===== Data supplied =====

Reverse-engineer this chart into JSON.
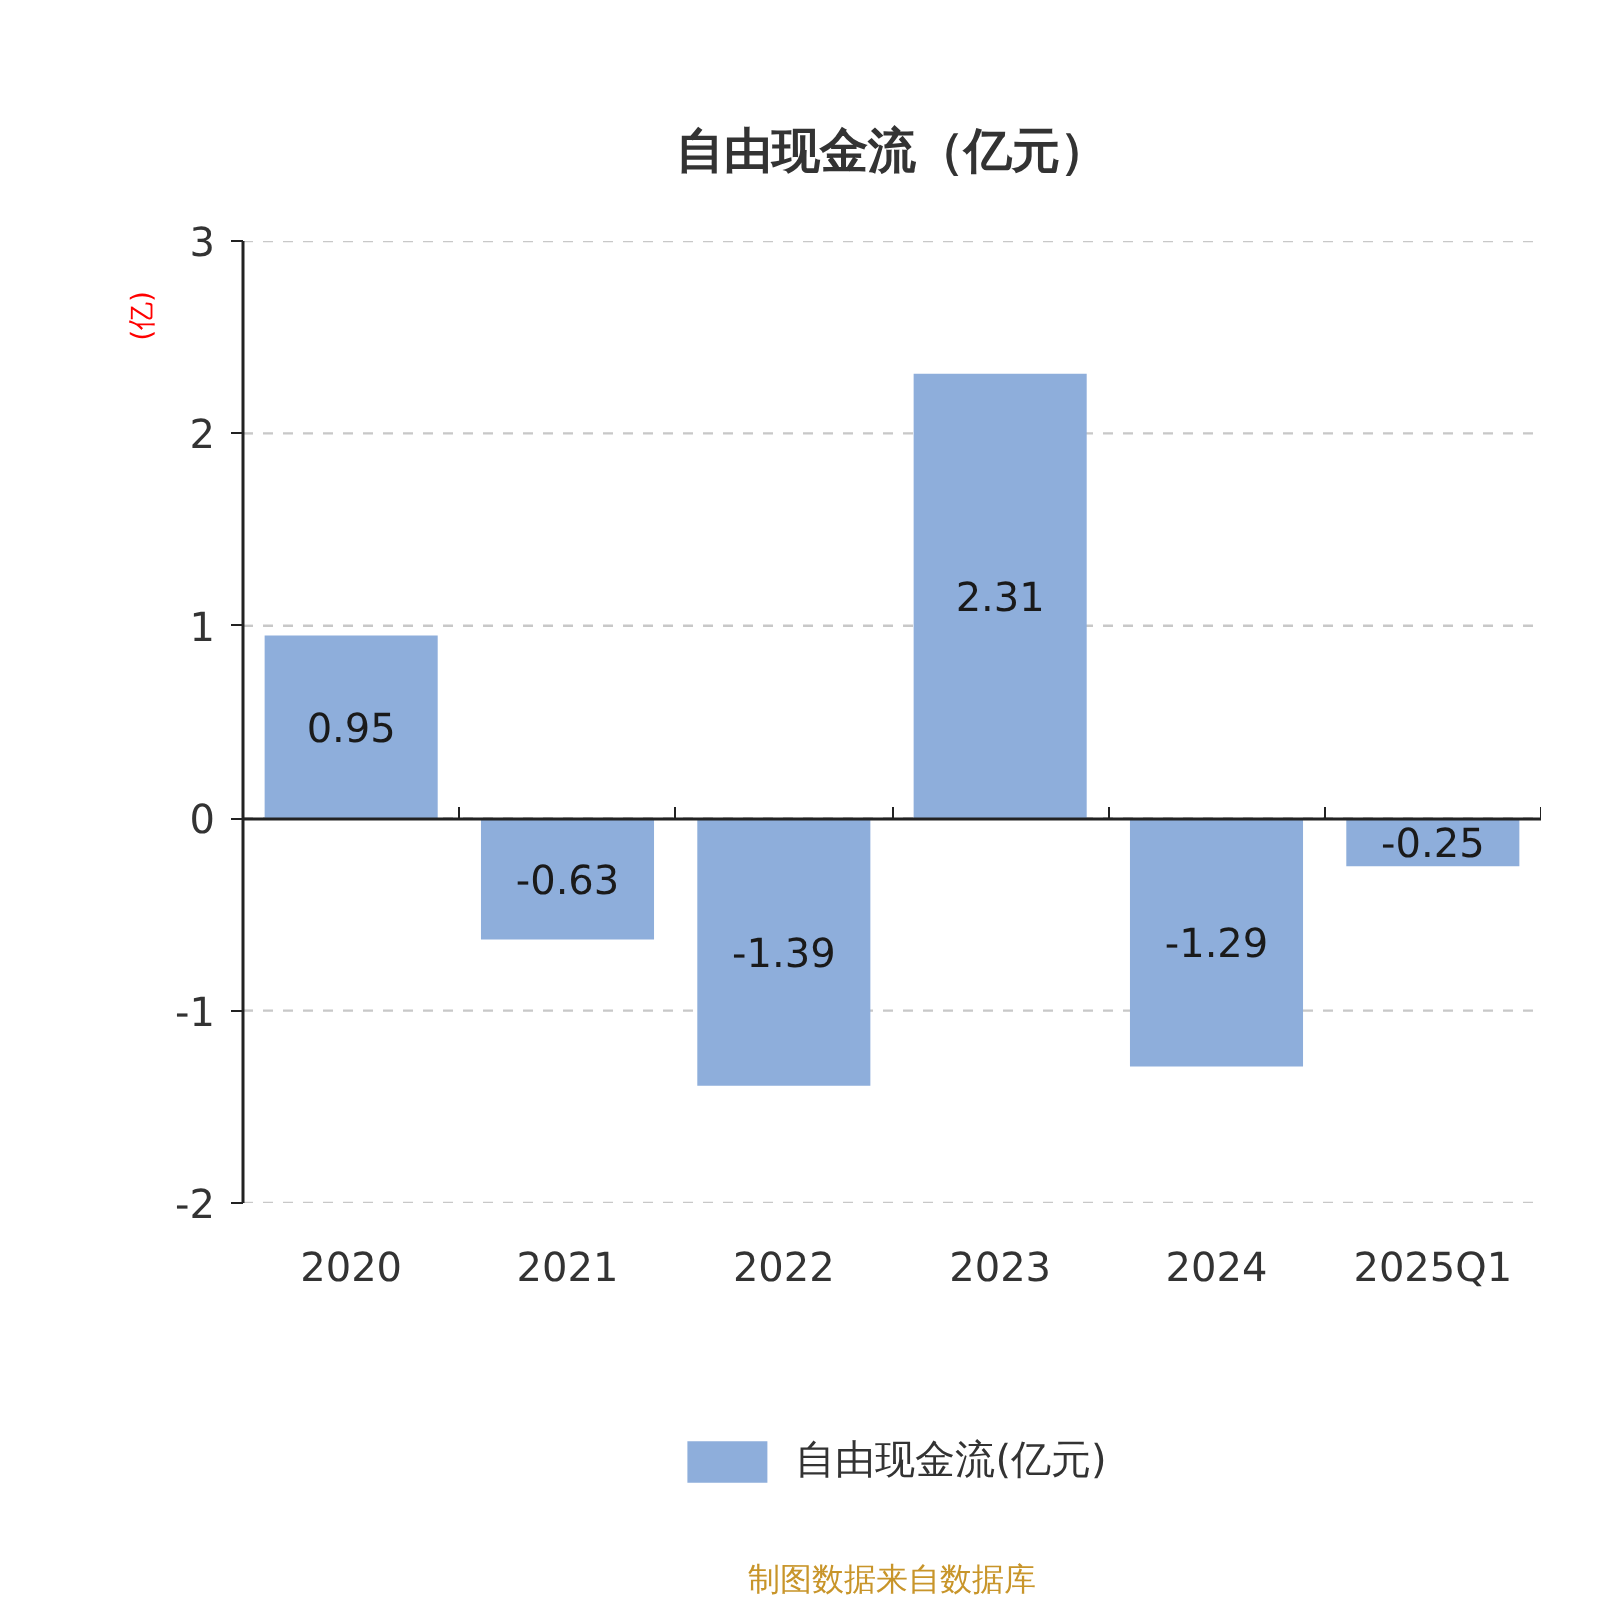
{
  "chart_data": {
    "type": "bar",
    "title": "自由现金流（亿元）",
    "ylabel": "(亿)",
    "categories": [
      "2020",
      "2021",
      "2022",
      "2023",
      "2024",
      "2025Q1"
    ],
    "series": [
      {
        "name": "自由现金流(亿元)",
        "color": "#8eaedb",
        "values": [
          0.95,
          -0.63,
          -1.39,
          2.31,
          -1.29,
          -0.25
        ]
      }
    ],
    "ylim": [
      -2,
      3
    ],
    "yticks": [
      -2,
      -1,
      0,
      1,
      2,
      3
    ],
    "grid": "y",
    "legend": "bottom",
    "data_labels": true,
    "annotations": [
      "制图数据来自数据库"
    ]
  }
}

=====

(Set exercise)
Omit the pictures and output all of the other material exactly.

(Exercise output)
Reverse-engineer this chart into JSON.
{
  "chart_data": {
    "type": "bar",
    "title": "自由现金流（亿元）",
    "ylabel": "(亿)",
    "categories": [
      "2020",
      "2021",
      "2022",
      "2023",
      "2024",
      "2025Q1"
    ],
    "series": [
      {
        "name": "自由现金流(亿元)",
        "color": "#8eaedb",
        "values": [
          0.95,
          -0.63,
          -1.39,
          2.31,
          -1.29,
          -0.25
        ]
      }
    ],
    "ylim": [
      -2,
      3
    ],
    "yticks": [
      -2,
      -1,
      0,
      1,
      2,
      3
    ],
    "grid": "y",
    "legend": "bottom",
    "data_labels": true,
    "annotations": [
      "制图数据来自数据库"
    ]
  }
}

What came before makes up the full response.